## What to do
Below are the records; copy each line in them that holds the word "JSON".
--- START OF Given information ---
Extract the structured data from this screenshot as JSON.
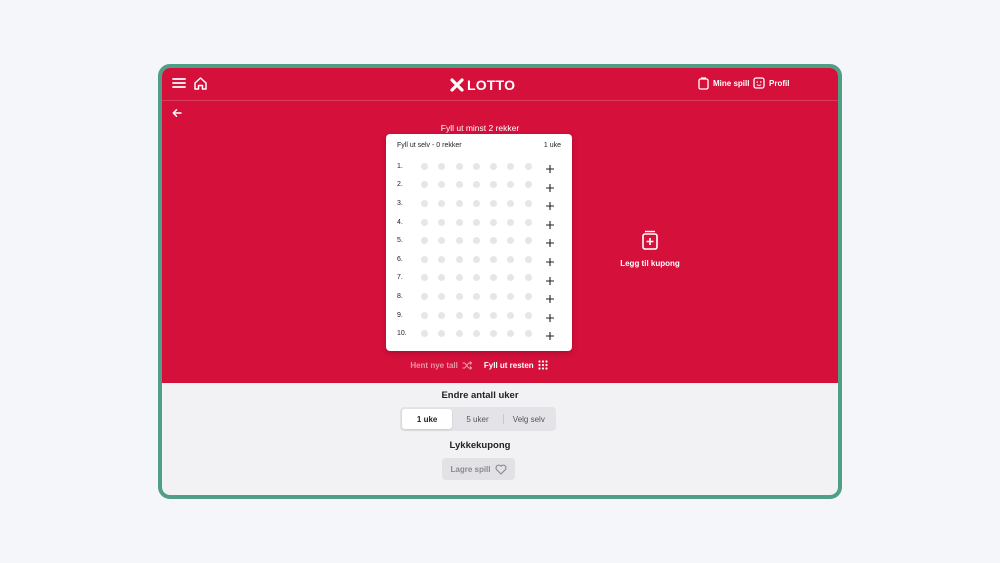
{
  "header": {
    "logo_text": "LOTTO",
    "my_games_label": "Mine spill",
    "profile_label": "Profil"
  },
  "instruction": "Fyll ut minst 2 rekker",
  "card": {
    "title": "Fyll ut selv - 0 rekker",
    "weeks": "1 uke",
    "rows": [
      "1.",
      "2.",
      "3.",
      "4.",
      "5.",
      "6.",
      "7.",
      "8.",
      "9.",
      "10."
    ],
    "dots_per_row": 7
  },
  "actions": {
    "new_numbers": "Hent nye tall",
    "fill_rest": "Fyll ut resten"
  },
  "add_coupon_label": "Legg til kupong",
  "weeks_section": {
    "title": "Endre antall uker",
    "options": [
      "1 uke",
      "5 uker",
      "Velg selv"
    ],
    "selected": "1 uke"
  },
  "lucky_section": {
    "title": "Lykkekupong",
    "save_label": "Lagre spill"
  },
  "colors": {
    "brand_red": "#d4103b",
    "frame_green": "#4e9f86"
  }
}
--- END OF Given information ---
--- START OF Given information ---
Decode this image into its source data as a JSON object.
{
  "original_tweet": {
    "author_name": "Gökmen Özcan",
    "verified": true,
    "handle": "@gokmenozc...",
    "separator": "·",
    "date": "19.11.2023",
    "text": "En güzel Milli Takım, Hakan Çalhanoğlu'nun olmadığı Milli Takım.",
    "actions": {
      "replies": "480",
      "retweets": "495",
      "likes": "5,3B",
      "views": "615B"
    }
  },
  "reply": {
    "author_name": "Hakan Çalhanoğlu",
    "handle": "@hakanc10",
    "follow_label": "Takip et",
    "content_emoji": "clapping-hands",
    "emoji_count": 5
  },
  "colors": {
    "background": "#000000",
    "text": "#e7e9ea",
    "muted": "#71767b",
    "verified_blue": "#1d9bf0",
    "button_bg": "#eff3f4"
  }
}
--- END OF Given information ---
--- START OF Given information ---
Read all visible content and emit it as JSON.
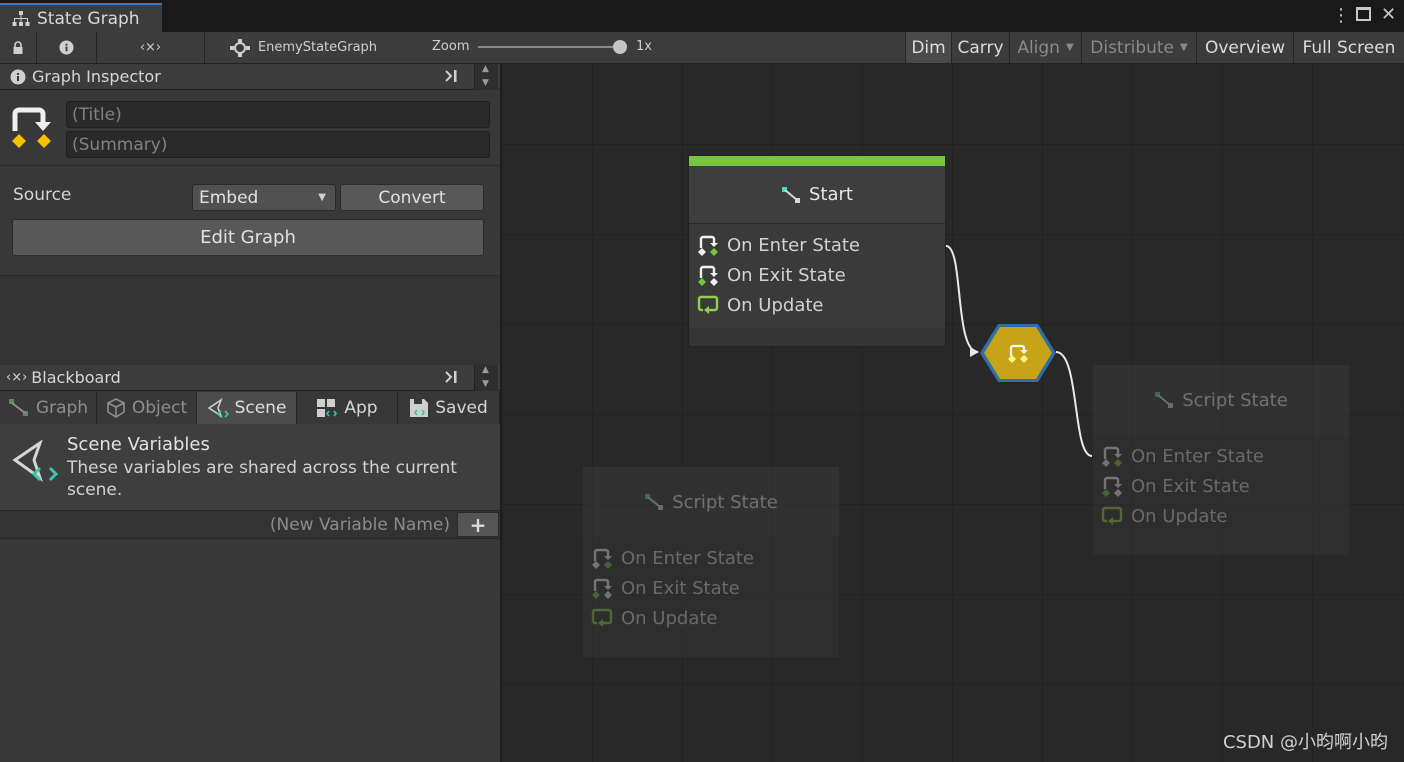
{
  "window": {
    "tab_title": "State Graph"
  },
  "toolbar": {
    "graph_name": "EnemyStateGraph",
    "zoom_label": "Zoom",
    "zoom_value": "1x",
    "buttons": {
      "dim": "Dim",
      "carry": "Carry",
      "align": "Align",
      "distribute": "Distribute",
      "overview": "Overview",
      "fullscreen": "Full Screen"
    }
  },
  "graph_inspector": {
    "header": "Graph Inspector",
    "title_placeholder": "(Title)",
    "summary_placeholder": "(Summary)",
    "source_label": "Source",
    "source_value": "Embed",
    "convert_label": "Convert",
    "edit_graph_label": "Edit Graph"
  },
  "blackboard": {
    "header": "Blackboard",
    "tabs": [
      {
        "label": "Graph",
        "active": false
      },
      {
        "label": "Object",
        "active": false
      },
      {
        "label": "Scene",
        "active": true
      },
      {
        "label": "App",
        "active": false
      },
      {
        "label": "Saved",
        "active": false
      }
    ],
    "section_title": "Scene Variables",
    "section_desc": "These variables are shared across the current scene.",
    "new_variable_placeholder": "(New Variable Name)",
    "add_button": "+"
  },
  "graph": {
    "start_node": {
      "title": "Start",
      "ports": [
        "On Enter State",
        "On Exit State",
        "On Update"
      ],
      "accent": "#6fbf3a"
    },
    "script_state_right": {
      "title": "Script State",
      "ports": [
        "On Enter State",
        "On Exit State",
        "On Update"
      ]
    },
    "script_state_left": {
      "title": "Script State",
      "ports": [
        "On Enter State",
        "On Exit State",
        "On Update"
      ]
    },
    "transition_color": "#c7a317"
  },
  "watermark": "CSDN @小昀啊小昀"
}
--- END OF Given information ---
## Answer
Extract the structured data from this screenshot as JSON.
Decode this image into its source data as a JSON object.
Read all visible content and emit it as JSON.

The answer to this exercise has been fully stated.